Without the pictures, copy all the entries below exactly.

» THE RECORDS:

----------

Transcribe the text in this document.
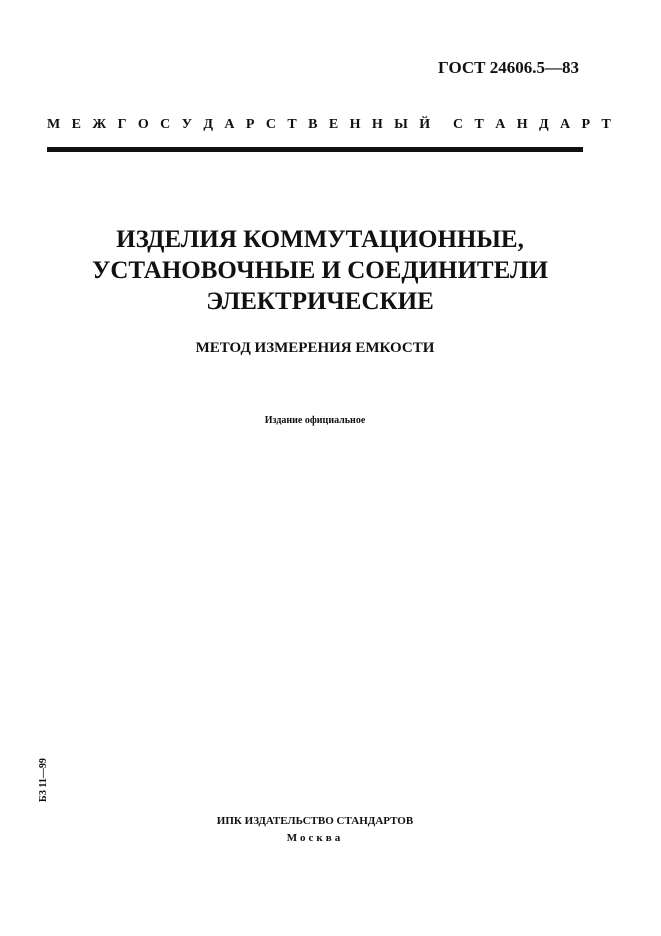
ГОСТ 24606.5—83
М Е Ж Г О С У Д А Р С Т В Е Н Н Ы Й С Т А Н Д А Р Т
ИЗДЕЛИЯ КОММУТАЦИОННЫЕ,
УСТАНОВОЧНЫЕ И СОЕДИНИТЕЛИ
ЭЛЕКТРИЧЕСКИЕ
МЕТОД ИЗМЕРЕНИЯ ЕМКОСТИ
Издание официальное
БЗ 11—99
ИПК ИЗДАТЕЛЬСТВО СТАНДАРТОВ
Москва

----------

» RESULT:
Transcribe the text in this document.
ГОСТ 24606.5—83
М Е Ж Г О С У Д А Р С Т В Е Н Н Ы Й С Т А Н Д А Р Т
ИЗДЕЛИЯ КОММУТАЦИОННЫЕ,
УСТАНОВОЧНЫЕ И СОЕДИНИТЕЛИ
ЭЛЕКТРИЧЕСКИЕ
МЕТОД ИЗМЕРЕНИЯ ЕМКОСТИ
Издание официальное
БЗ 11—99
ИПК ИЗДАТЕЛЬСТВО СТАНДАРТОВ
Москва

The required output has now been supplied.